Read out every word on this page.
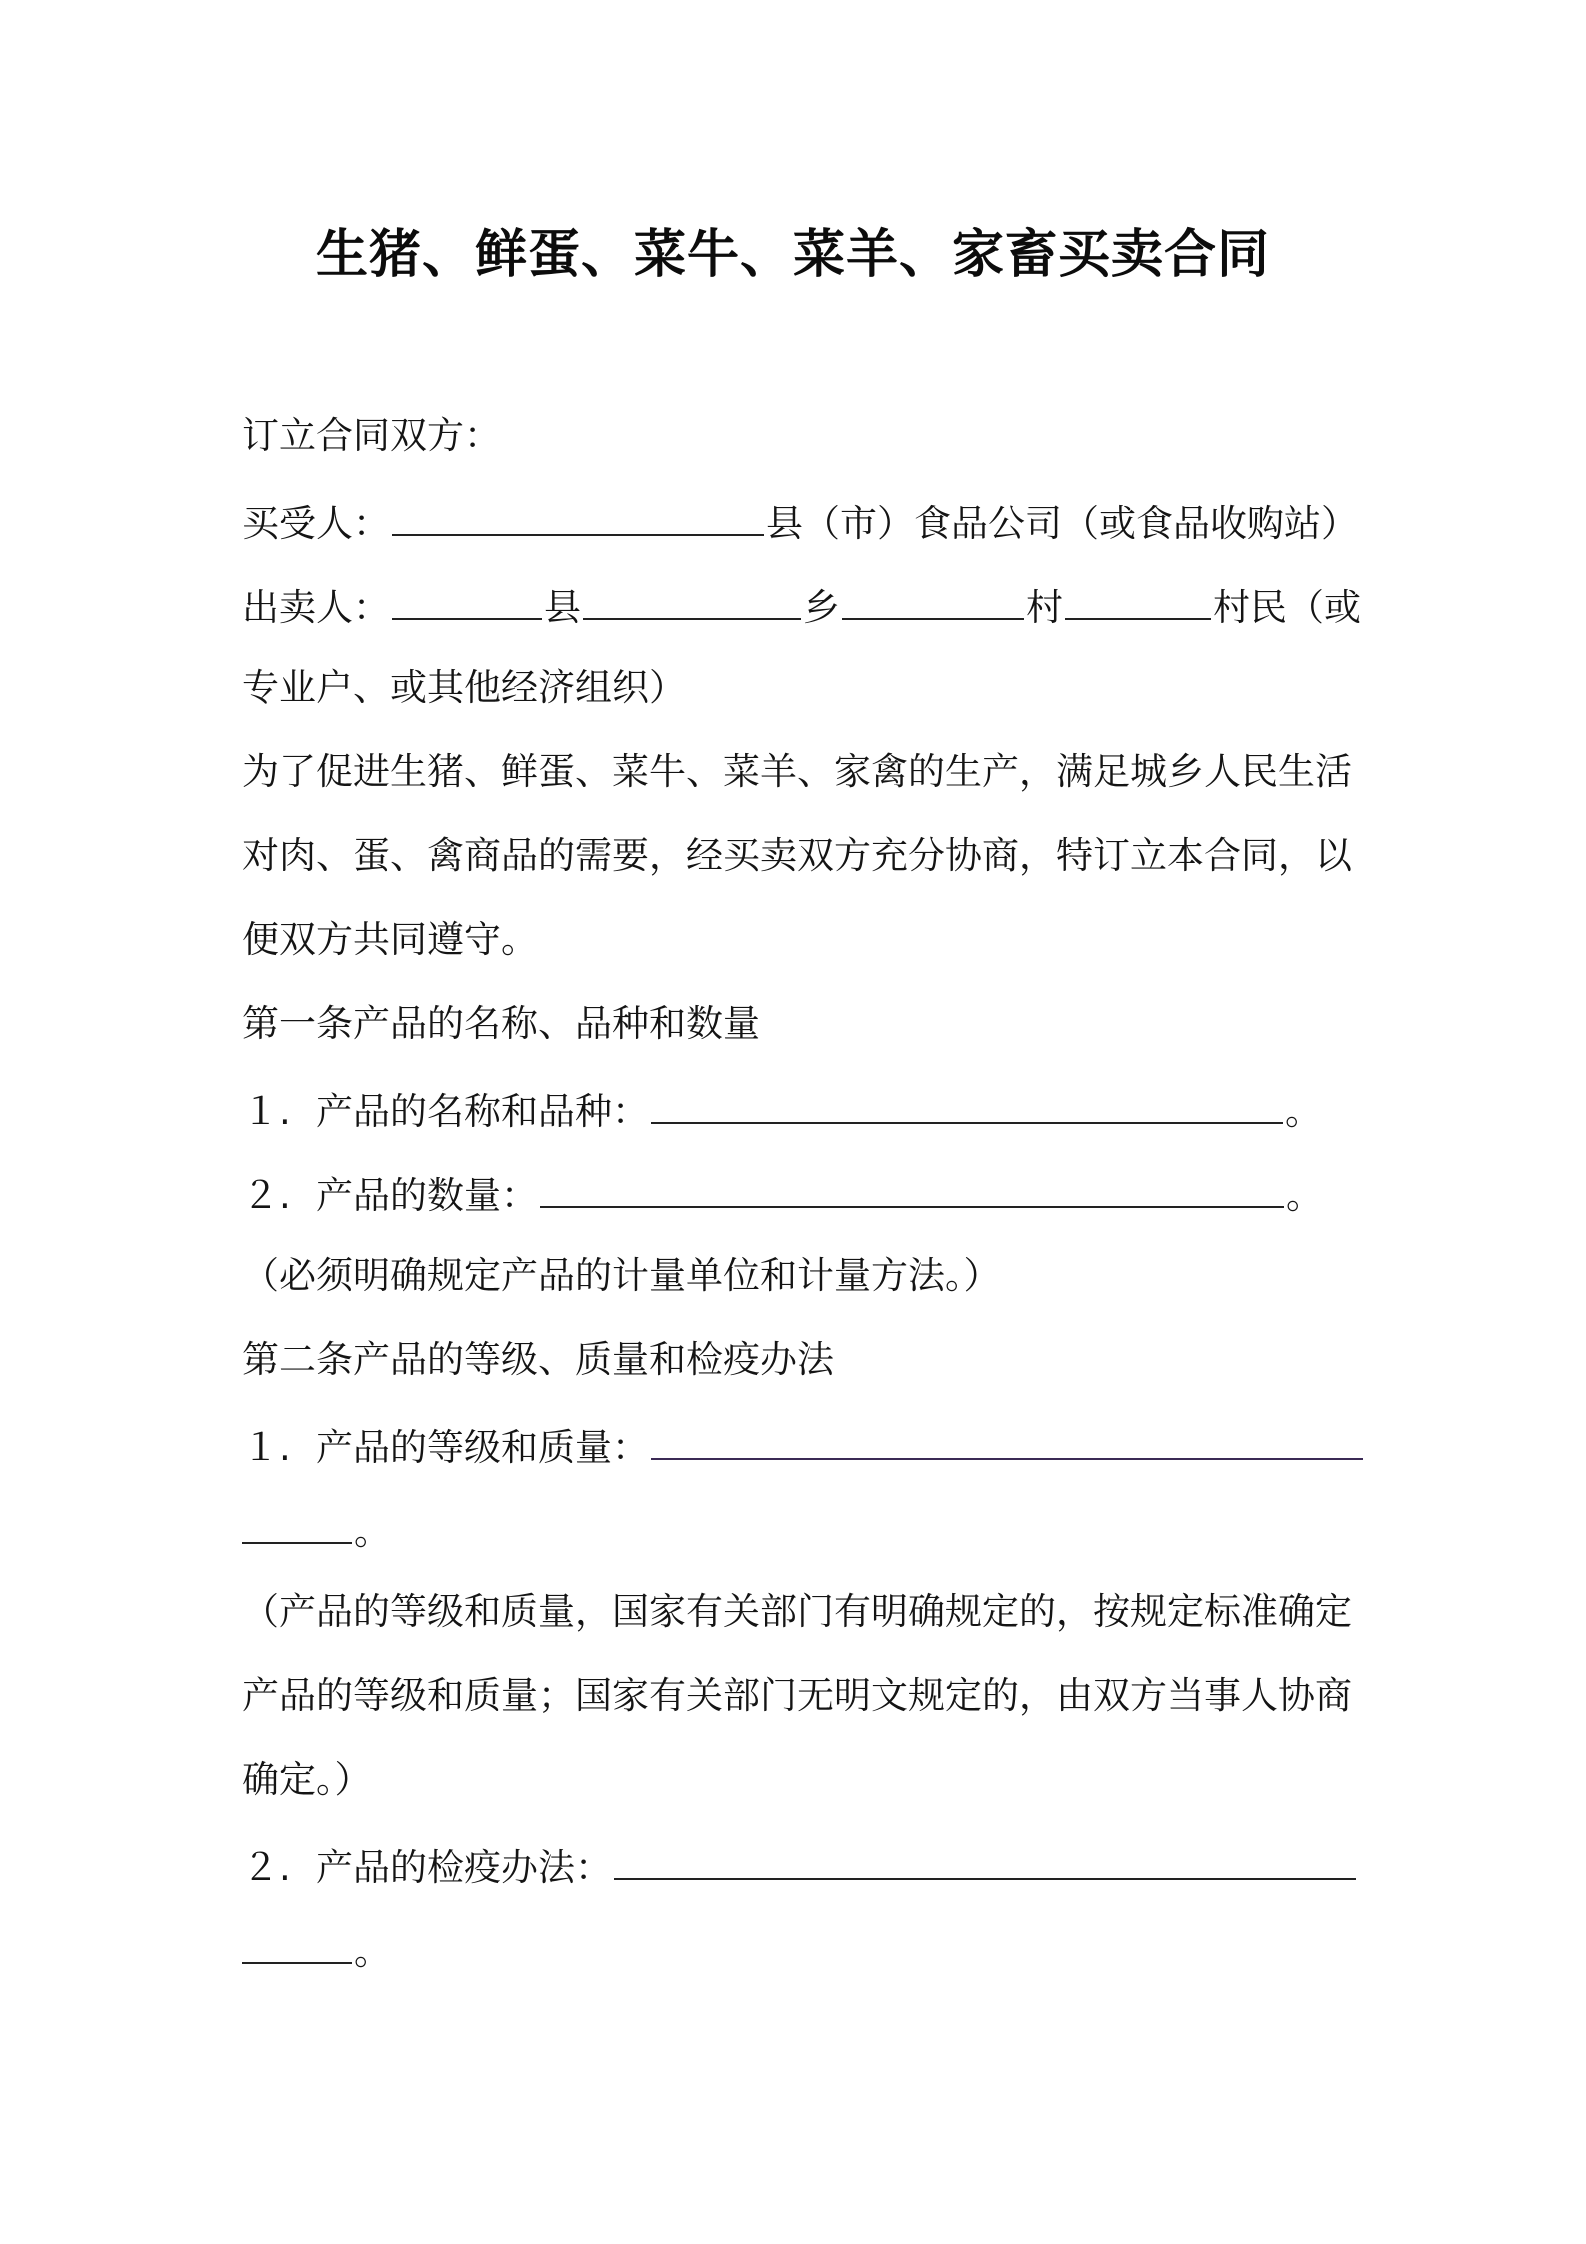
生猪、鲜蛋、菜牛、菜羊、家畜买卖合同
订立合同双方：
买受人：	县（市）食品公司（或食品收购站）
出卖人：	县	乡	村	村民（或
专业户、或其他经济组织）
为了促进生猪、鲜蛋、菜牛、菜羊、家禽的生产，满足城乡人民生活
对肉、蛋、禽商品的需要，经买卖双方充分协商，特订立本合同，以
便双方共同遵守。
第一条产品的名称、品种和数量
１. 产品的名称和品种：	。
２. 产品的数量：	。
（必须明确规定产品的计量单位和计量方法。）
第二条产品的等级、质量和检疫办法
１. 产品的等级和质量：
。
（产品的等级和质量，国家有关部门有明确规定的，按规定标准确定
产品的等级和质量；国家有关部门无明文规定的，由双方当事人协商
确定。）
２. 产品的检疫办法：
。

• WHAT YOU HAVE TO DO: Examine the records and pull out every line where the string "产品的等级和质量" occurs.

• FINISHED EXERCISE:
１. 产品的等级和质量：
（产品的等级和质量，国家有关部门有明确规定的，按规定标准确定
产品的等级和质量；国家有关部门无明文规定的，由双方当事人协商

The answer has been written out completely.